Source records
* * * * *

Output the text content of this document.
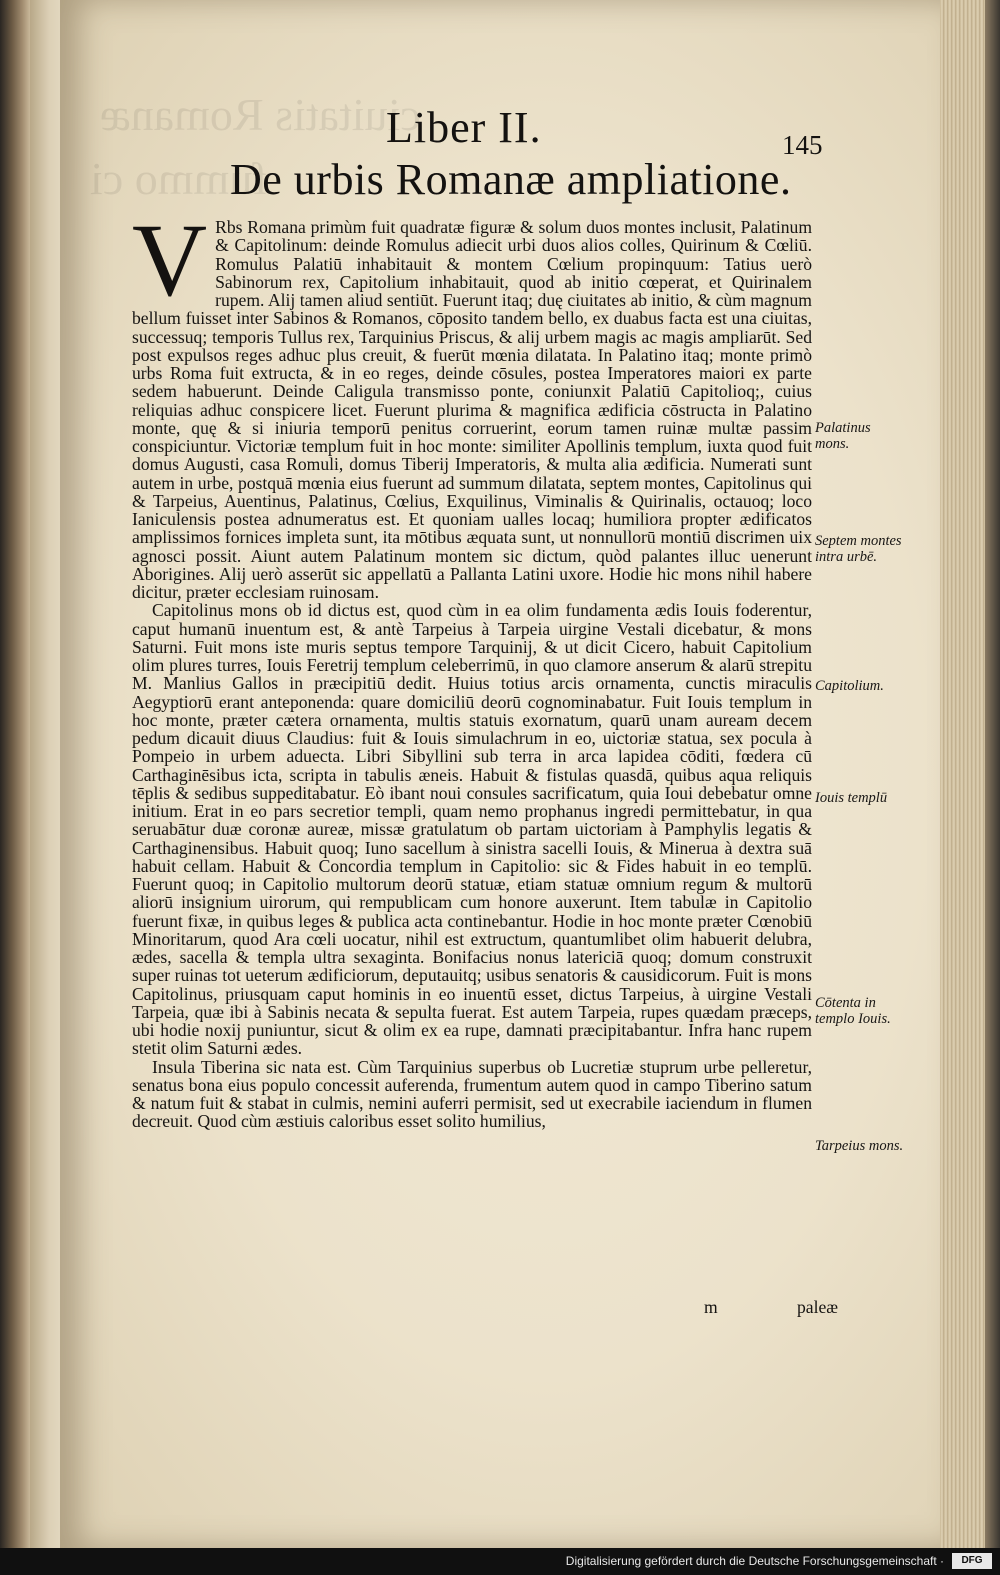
ciuitatis Romanæ
fummo ci
Liber II.	145
De urbis Romanæ ampliatione.
V Rbs Romana primùm fuit quadratæ figuræ & solum duos montes inclusit, Palatinum & Capitolinum: deinde Romulus adiecit urbi duos alios colles, Quirinum & Cœliū. Romulus Palatiū inhabitauit & montem Cœlium propinquum: Tatius uerò Sabinorum rex, Capitolium inhabitauit, quod ab initio cœperat, et Quirinalem rupem. Alij tamen aliud sentiūt. Fuerunt itaq; duę ciuitates ab initio, & cùm magnum bellum fuisset inter Sabinos & Romanos, cōposito tandem bello, ex duabus facta est una ciuitas, successuq; temporis Tullus rex, Tarquinius Priscus, & alij urbem magis ac magis ampliarūt. Sed post expulsos reges adhuc plus creuit, & fuerūt mœnia dilatata. In Palatino itaq; monte primò urbs Roma fuit extructa, & in eo reges, deinde cōsules, postea Imperatores maiori ex parte sedem habuerunt. Deinde Caligula transmisso ponte, coniunxit Palatiū Capitolioq;, cuius reliquias adhuc conspicere licet. Fuerunt plurima & magnifica ædificia cōstructa in Palatino monte, quę & si iniuria temporū penitus corruerint, eorum tamen ruinæ multæ passim conspiciuntur. Victoriæ templum fuit in hoc monte: similiter Apollinis templum, iuxta quod fuit domus Augusti, casa Romuli, domus Tiberij Imperatoris, & multa alia ædificia. Numerati sunt autem in urbe, postquā mœnia eius fuerunt ad summum dilatata, septem montes, Capitolinus qui & Tarpeius, Auentinus, Palatinus, Cœlius, Exquilinus, Viminalis & Quirinalis, octauoq; loco Ianiculensis postea adnumeratus est. Et quoniam ualles locaq; humiliora propter ædificatos amplissimos fornices impleta sunt, ita mōtibus æquata sunt, ut nonnullorū montiū discrimen uix agnosci possit. Aiunt autem Palatinum montem sic dictum, quòd palantes illuc uenerunt Aborigines. Alij uerò asserūt sic appellatū a Pallanta Latini uxore. Hodie hic mons nihil habere dicitur, præter ecclesiam ruinosam.

Capitolinus mons ob id dictus est, quod cùm in ea olim fundamenta ædis Iouis foderentur, caput humanū inuentum est, & antè Tarpeius à Tarpeia uirgine Vestali dicebatur, & mons Saturni. Fuit mons iste muris septus tempore Tarquinij, & ut dicit Cicero, habuit Capitolium olim plures turres, Iouis Feretrij templum celeberrimū, in quo clamore anserum & alarū strepitu M. Manlius Gallos in præcipitiū dedit. Huius totius arcis ornamenta, cunctis miraculis Aegyptiorū erant anteponenda: quare domiciliū deorū cognominabatur. Fuit Iouis templum in hoc monte, præter cætera ornamenta, multis statuis exornatum, quarū unam auream decem pedum dicauit diuus Claudius: fuit & Iouis simulachrum in eo, uictoriæ statua, sex pocula à Pompeio in urbem aduecta. Libri Sibyllini sub terra in arca lapidea cōditi, fœdera cū Carthaginēsibus icta, scripta in tabulis æneis. Habuit & fistulas quasdā, quibus aqua reliquis tēplis & sedibus suppeditabatur. Eò ibant noui consules sacrificatum, quia Ioui debebatur omne initium. Erat in eo pars secretior templi, quam nemo prophanus ingredi permittebatur, in qua seruabātur duæ coronæ aureæ, missæ gratulatum ob partam uictoriam à Pamphylis legatis & Carthaginensibus. Habuit quoq; Iuno sacellum à sinistra sacelli Iouis, & Mineruа à dextra suā habuit cellam. Habuit & Concordia templum in Capitolio: sic & Fides habuit in eo templū. Fuerunt quoq; in Capitolio multorum deorū statuæ, etiam statuæ omnium regum & multorū aliorū insignium uirorum, qui rempublicam cum honore auxerunt. Item tabulæ in Capitolio fuerunt fixæ, in quibus leges & publica acta continebantur. Hodie in hoc monte præter Cœnobiū Minoritarum, quod Ara cœli uocatur, nihil est extructum, quantumlibet olim habuerit delubra, ædes, sacella & templa ultra sexaginta. Bonifacius nonus latericiā quoq; domum construxit super ruinas tot ueterum ædificiorum, deputauitq; usibus senatoris & causidicorum. Fuit is mons Capitolinus, priusquam caput hominis in eo inuentū esset, dictus Tarpeius, à uirgine Vestali Tarpeia, quæ ibi à Sabinis necata & sepulta fuerat. Est autem Tarpeia, rupes quædam præceps, ubi hodie noxij puniuntur, sicut & olim ex ea rupe, damnati præcipitabantur. Infra hanc rupem stetit olim Saturni ædes.

Insula Tiberina sic nata est. Cùm Tarquinius superbus ob Lucretiæ stuprum urbe pelleretur, senatus bona eius populo concessit auferenda, frumentum autem quod in campo Tiberino satum & natum fuit & stabat in culmis, nemini auferri permisit, sed ut execrabile iaciendum in flumen decreuit. Quod cùm æstiuis caloribus esset solito humilius,

Palatinus mons.
Septem montes intra urbē.
Capitolium.
Iouis templū
Cōtenta in templo Iouis.
Tarpeius mons.
m	paleæ
Digitalisierung gefördert durch die Deutsche Forschungsgemeinschaft ·	DFG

* * * * *

• **DO THIS**
Output an exact copy of the material, with the pictures removed.

• **THE RESULT**
Output the text content of this document.
ciuitatis Romanæ
fummo ci
Liber II.	145
De urbis Romanæ ampliatione.
V Rbs Romana primùm fuit quadratæ figuræ & solum duos montes inclusit, Palatinum & Capitolinum: deinde Romulus adiecit urbi duos alios colles, Quirinum & Cœliū. Romulus Palatiū inhabitauit & montem Cœlium propinquum: Tatius uerò Sabinorum rex, Capitolium inhabitauit, quod ab initio cœperat, et Quirinalem rupem. Alij tamen aliud sentiūt. Fuerunt itaq; duę ciuitates ab initio, & cùm magnum bellum fuisset inter Sabinos & Romanos, cōposito tandem bello, ex duabus facta est una ciuitas, successuq; temporis Tullus rex, Tarquinius Priscus, & alij urbem magis ac magis ampliarūt. Sed post expulsos reges adhuc plus creuit, & fuerūt mœnia dilatata. In Palatino itaq; monte primò urbs Roma fuit extructa, & in eo reges, deinde cōsules, postea Imperatores maiori ex parte sedem habuerunt. Deinde Caligula transmisso ponte, coniunxit Palatiū Capitolioq;, cuius reliquias adhuc conspicere licet. Fuerunt plurima & magnifica ædificia cōstructa in Palatino monte, quę & si iniuria temporū penitus corruerint, eorum tamen ruinæ multæ passim conspiciuntur. Victoriæ templum fuit in hoc monte: similiter Apollinis templum, iuxta quod fuit domus Augusti, casa Romuli, domus Tiberij Imperatoris, & multa alia ædificia. Numerati sunt autem in urbe, postquā mœnia eius fuerunt ad summum dilatata, septem montes, Capitolinus qui & Tarpeius, Auentinus, Palatinus, Cœlius, Exquilinus, Viminalis & Quirinalis, octauoq; loco Ianiculensis postea adnumeratus est. Et quoniam ualles locaq; humiliora propter ædificatos amplissimos fornices impleta sunt, ita mōtibus æquata sunt, ut nonnullorū montiū discrimen uix agnosci possit. Aiunt autem Palatinum montem sic dictum, quòd palantes illuc uenerunt Aborigines. Alij uerò asserūt sic appellatū a Pallanta Latini uxore. Hodie hic mons nihil habere dicitur, præter ecclesiam ruinosam.

Capitolinus mons ob id dictus est, quod cùm in ea olim fundamenta ædis Iouis foderentur, caput humanū inuentum est, & antè Tarpeius à Tarpeia uirgine Vestali dicebatur, & mons Saturni. Fuit mons iste muris septus tempore Tarquinij, & ut dicit Cicero, habuit Capitolium olim plures turres, Iouis Feretrij templum celeberrimū, in quo clamore anserum & alarū strepitu M. Manlius Gallos in præcipitiū dedit. Huius totius arcis ornamenta, cunctis miraculis Aegyptiorū erant anteponenda: quare domiciliū deorū cognominabatur. Fuit Iouis templum in hoc monte, præter cætera ornamenta, multis statuis exornatum, quarū unam auream decem pedum dicauit diuus Claudius: fuit & Iouis simulachrum in eo, uictoriæ statua, sex pocula à Pompeio in urbem aduecta. Libri Sibyllini sub terra in arca lapidea cōditi, fœdera cū Carthaginēsibus icta, scripta in tabulis æneis. Habuit & fistulas quasdā, quibus aqua reliquis tēplis & sedibus suppeditabatur. Eò ibant noui consules sacrificatum, quia Ioui debebatur omne initium. Erat in eo pars secretior templi, quam nemo prophanus ingredi permittebatur, in qua seruabātur duæ coronæ aureæ, missæ gratulatum ob partam uictoriam à Pamphylis legatis & Carthaginensibus. Habuit quoq; Iuno sacellum à sinistra sacelli Iouis, & Mineruа à dextra suā habuit cellam. Habuit & Concordia templum in Capitolio: sic & Fides habuit in eo templū. Fuerunt quoq; in Capitolio multorum deorū statuæ, etiam statuæ omnium regum & multorū aliorū insignium uirorum, qui rempublicam cum honore auxerunt. Item tabulæ in Capitolio fuerunt fixæ, in quibus leges & publica acta continebantur. Hodie in hoc monte præter Cœnobiū Minoritarum, quod Ara cœli uocatur, nihil est extructum, quantumlibet olim habuerit delubra, ædes, sacella & templa ultra sexaginta. Bonifacius nonus latericiā quoq; domum construxit super ruinas tot ueterum ædificiorum, deputauitq; usibus senatoris & causidicorum. Fuit is mons Capitolinus, priusquam caput hominis in eo inuentū esset, dictus Tarpeius, à uirgine Vestali Tarpeia, quæ ibi à Sabinis necata & sepulta fuerat. Est autem Tarpeia, rupes quædam præceps, ubi hodie noxij puniuntur, sicut & olim ex ea rupe, damnati præcipitabantur. Infra hanc rupem stetit olim Saturni ædes.

Insula Tiberina sic nata est. Cùm Tarquinius superbus ob Lucretiæ stuprum urbe pelleretur, senatus bona eius populo concessit auferenda, frumentum autem quod in campo Tiberino satum & natum fuit & stabat in culmis, nemini auferri permisit, sed ut execrabile iaciendum in flumen decreuit. Quod cùm æstiuis caloribus esset solito humilius,

Palatinus mons.
Septem montes intra urbē.
Capitolium.
Iouis templū
Cōtenta in templo Iouis.
Tarpeius mons.
m	paleæ
Digitalisierung gefördert durch die Deutsche Forschungsgemeinschaft ·	DFG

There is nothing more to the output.